#### [Given instruction]
Retype the records below word for word and omit any image.

— Start of Data lines —

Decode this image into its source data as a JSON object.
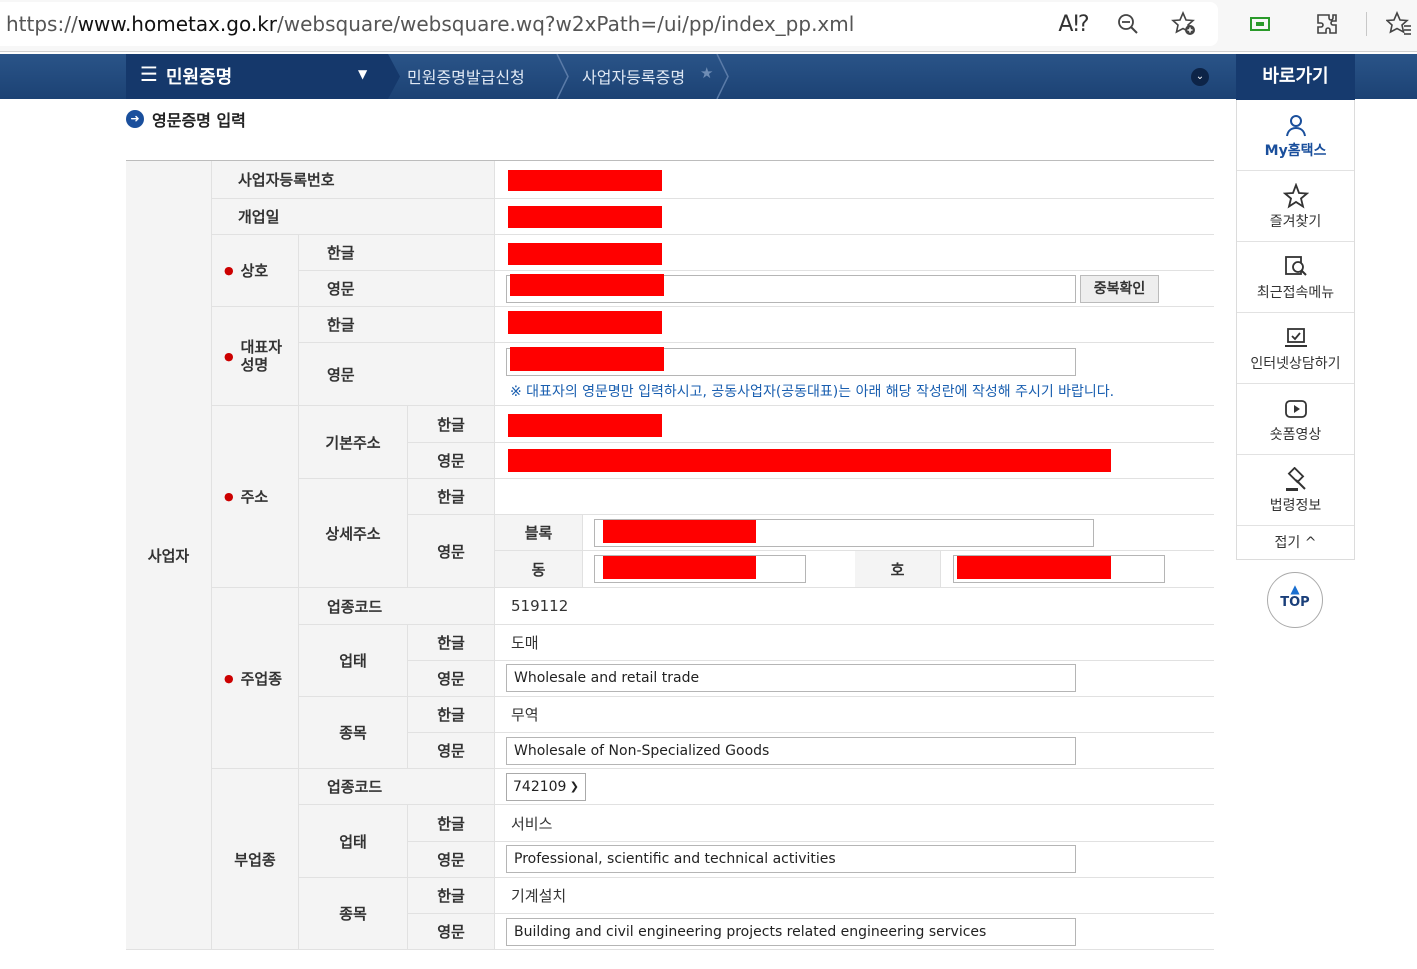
{
  "browser": {
    "url_prefix": "https://",
    "url_domain": "www.hometax.go.kr",
    "url_path": "/websquare/websquare.wq?w2xPath=/ui/pp/index_pp.xml"
  },
  "nav": {
    "menu_label": "민원증명",
    "crumb1": "민원증명발급신청",
    "crumb2": "사업자등록증명",
    "quick_label": "바로가기"
  },
  "section": {
    "title": "영문증명 입력"
  },
  "form": {
    "group": "사업자",
    "labels": {
      "biz_no": "사업자등록번호",
      "open_date": "개업일",
      "trade_name": "상호",
      "rep_name": "대표자\n성명",
      "address": "주소",
      "basic_addr": "기본주소",
      "detail_addr": "상세주소",
      "main_industry": "주업종",
      "sub_industry": "부업종",
      "industry_code": "업종코드",
      "biz_type": "업태",
      "biz_item": "종목",
      "korean": "한글",
      "english": "영문",
      "block": "블록",
      "dong": "동",
      "ho": "호"
    },
    "dup_check_button": "중복확인",
    "rep_note": "※ 대표자의 영문명만 입력하시고, 공동사업자(공동대표)는 아래 해당 작성란에 작성해 주시기 바랍니다.",
    "main": {
      "code": "519112",
      "type_kr": "도매",
      "type_en": "Wholesale and retail trade",
      "item_kr": "무역",
      "item_en": "Wholesale of Non-Specialized Goods"
    },
    "sub": {
      "code": "742109",
      "type_kr": "서비스",
      "type_en": "Professional, scientific and technical activities",
      "item_kr": "기계설치",
      "item_en": "Building and civil engineering projects related engineering services"
    }
  },
  "quick": {
    "items": [
      "My홈택스",
      "즐겨찾기",
      "최근접속메뉴",
      "인터넷상담하기",
      "숏폼영상",
      "법령정보"
    ],
    "fold": "접기 ^",
    "top": "TOP"
  }
}
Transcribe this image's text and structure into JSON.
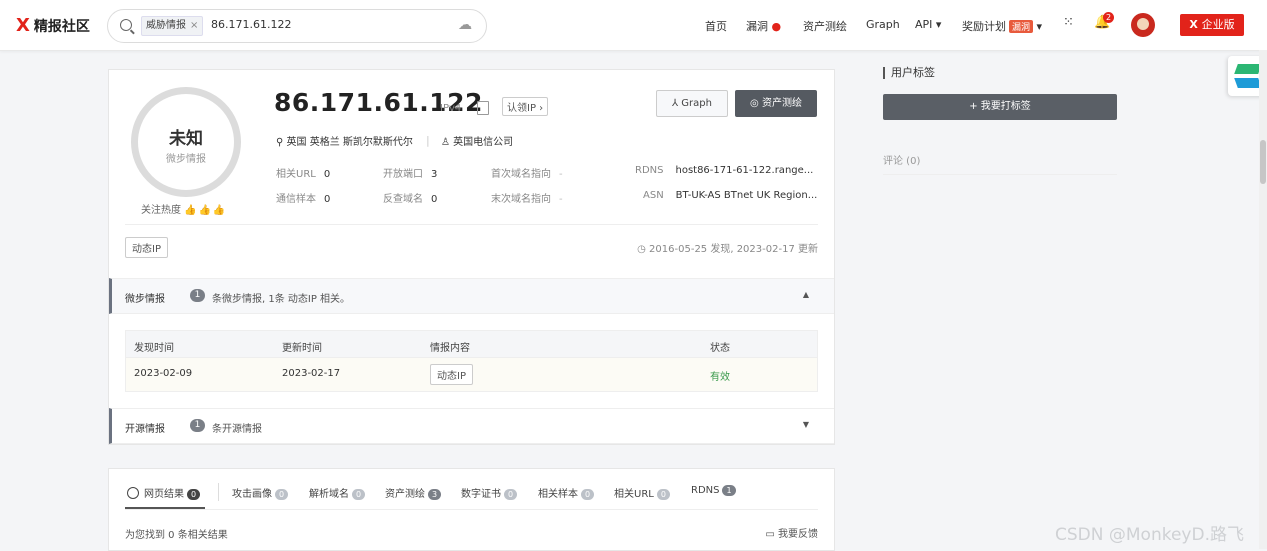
{
  "brand": {
    "x": "X",
    "name": "精报社区",
    "accent": "#e2231a"
  },
  "search": {
    "tag": "威胁情报",
    "value": "86.171.61.122"
  },
  "nav": {
    "home": "首页",
    "vuln": "漏洞",
    "assets": "资产测绘",
    "graph": "Graph",
    "api": "API ▾",
    "reward": "奖励计划",
    "reward_badge": "漏洞",
    "notif_count": "2",
    "enterprise": "企业版"
  },
  "profile": {
    "verdict": "未知",
    "verdict_sub": "微步情报",
    "heat_label": "关注热度",
    "ip": "86.171.61.122",
    "ip_type": "IPv4",
    "claim": "认领IP ›",
    "graph_btn": "Graph",
    "asset_btn": "资产测绘",
    "location": "英国 英格兰 斯凯尔默斯代尔",
    "isp": "英国电信公司",
    "stats": [
      {
        "k": "相关URL",
        "v": "0"
      },
      {
        "k": "开放端口",
        "v": "3"
      },
      {
        "k": "首次域名指向",
        "v": "-"
      },
      {
        "k": "RDNS",
        "v": "host86-171-61-122.range..."
      },
      {
        "k": "通信样本",
        "v": "0"
      },
      {
        "k": "反查域名",
        "v": "0"
      },
      {
        "k": "末次域名指向",
        "v": "-"
      },
      {
        "k": "ASN",
        "v": "BT-UK-AS BTnet UK Region..."
      }
    ],
    "tag": "动态IP",
    "dates": "2016-05-25 发现, 2023-02-17 更新"
  },
  "intel": {
    "title": "微步情报",
    "count": "1",
    "desc": "条微步情报, 1条 动态IP 相关。",
    "headers": [
      "发现时间",
      "更新时间",
      "情报内容",
      "状态"
    ],
    "rows": [
      {
        "found": "2023-02-09",
        "updated": "2023-02-17",
        "content": "动态IP",
        "status": "有效"
      }
    ]
  },
  "osint": {
    "title": "开源情报",
    "count": "1",
    "desc": "条开源情报"
  },
  "tabs": [
    {
      "label": "网页结果",
      "n": "0"
    },
    {
      "label": "攻击画像",
      "n": "0"
    },
    {
      "label": "解析域名",
      "n": "0"
    },
    {
      "label": "资产测绘",
      "n": "3"
    },
    {
      "label": "数字证书",
      "n": "0"
    },
    {
      "label": "相关样本",
      "n": "0"
    },
    {
      "label": "相关URL",
      "n": "0"
    },
    {
      "label": "RDNS",
      "n": "1"
    }
  ],
  "results": {
    "count_text": "为您找到 0 条相关结果",
    "feedback": "我要反馈"
  },
  "sidebar": {
    "user_tags": "用户标签",
    "tag_btn": "+ 我要打标签",
    "comments": "评论 (0)"
  },
  "watermark": "CSDN @MonkeyD.路飞"
}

— End of Data lines —

#### [Result]
Decode this image into its source data as a JSON object.
{
  "browser": {
    "url_prefix": "https://",
    "url_domain": "www.hometax.go.kr",
    "url_path": "/websquare/websquare.wq?w2xPath=/ui/pp/index_pp.xml"
  },
  "nav": {
    "menu_label": "민원증명",
    "crumb1": "민원증명발급신청",
    "crumb2": "사업자등록증명",
    "quick_label": "바로가기"
  },
  "section": {
    "title": "영문증명 입력"
  },
  "form": {
    "group": "사업자",
    "labels": {
      "biz_no": "사업자등록번호",
      "open_date": "개업일",
      "trade_name": "상호",
      "rep_name": "대표자\n성명",
      "address": "주소",
      "basic_addr": "기본주소",
      "detail_addr": "상세주소",
      "main_industry": "주업종",
      "sub_industry": "부업종",
      "industry_code": "업종코드",
      "biz_type": "업태",
      "biz_item": "종목",
      "korean": "한글",
      "english": "영문",
      "block": "블록",
      "dong": "동",
      "ho": "호"
    },
    "dup_check_button": "중복확인",
    "rep_note": "※ 대표자의 영문명만 입력하시고, 공동사업자(공동대표)는 아래 해당 작성란에 작성해 주시기 바랍니다.",
    "main": {
      "code": "519112",
      "type_kr": "도매",
      "type_en": "Wholesale and retail trade",
      "item_kr": "무역",
      "item_en": "Wholesale of Non-Specialized Goods"
    },
    "sub": {
      "code": "742109",
      "type_kr": "서비스",
      "type_en": "Professional, scientific and technical activities",
      "item_kr": "기계설치",
      "item_en": "Building and civil engineering projects related engineering services"
    }
  },
  "quick": {
    "items": [
      "My홈택스",
      "즐겨찾기",
      "최근접속메뉴",
      "인터넷상담하기",
      "숏폼영상",
      "법령정보"
    ],
    "fold": "접기 ^",
    "top": "TOP"
  }
}
Transcribe this image's text and structure into JSON.
{
  "brand": {
    "x": "X",
    "name": "精报社区",
    "accent": "#e2231a"
  },
  "search": {
    "tag": "威胁情报",
    "value": "86.171.61.122"
  },
  "nav": {
    "home": "首页",
    "vuln": "漏洞",
    "assets": "资产测绘",
    "graph": "Graph",
    "api": "API ▾",
    "reward": "奖励计划",
    "reward_badge": "漏洞",
    "notif_count": "2",
    "enterprise": "企业版"
  },
  "profile": {
    "verdict": "未知",
    "verdict_sub": "微步情报",
    "heat_label": "关注热度",
    "ip": "86.171.61.122",
    "ip_type": "IPv4",
    "claim": "认领IP ›",
    "graph_btn": "Graph",
    "asset_btn": "资产测绘",
    "location": "英国 英格兰 斯凯尔默斯代尔",
    "isp": "英国电信公司",
    "stats": [
      {
        "k": "相关URL",
        "v": "0"
      },
      {
        "k": "开放端口",
        "v": "3"
      },
      {
        "k": "首次域名指向",
        "v": "-"
      },
      {
        "k": "RDNS",
        "v": "host86-171-61-122.range..."
      },
      {
        "k": "通信样本",
        "v": "0"
      },
      {
        "k": "反查域名",
        "v": "0"
      },
      {
        "k": "末次域名指向",
        "v": "-"
      },
      {
        "k": "ASN",
        "v": "BT-UK-AS BTnet UK Region..."
      }
    ],
    "tag": "动态IP",
    "dates": "2016-05-25 发现, 2023-02-17 更新"
  },
  "intel": {
    "title": "微步情报",
    "count": "1",
    "desc": "条微步情报, 1条 动态IP 相关。",
    "headers": [
      "发现时间",
      "更新时间",
      "情报内容",
      "状态"
    ],
    "rows": [
      {
        "found": "2023-02-09",
        "updated": "2023-02-17",
        "content": "动态IP",
        "status": "有效"
      }
    ]
  },
  "osint": {
    "title": "开源情报",
    "count": "1",
    "desc": "条开源情报"
  },
  "tabs": [
    {
      "label": "网页结果",
      "n": "0"
    },
    {
      "label": "攻击画像",
      "n": "0"
    },
    {
      "label": "解析域名",
      "n": "0"
    },
    {
      "label": "资产测绘",
      "n": "3"
    },
    {
      "label": "数字证书",
      "n": "0"
    },
    {
      "label": "相关样本",
      "n": "0"
    },
    {
      "label": "相关URL",
      "n": "0"
    },
    {
      "label": "RDNS",
      "n": "1"
    }
  ],
  "results": {
    "count_text": "为您找到 0 条相关结果",
    "feedback": "我要反馈"
  },
  "sidebar": {
    "user_tags": "用户标签",
    "tag_btn": "+ 我要打标签",
    "comments": "评论 (0)"
  },
  "watermark": "CSDN @MonkeyD.路飞"
}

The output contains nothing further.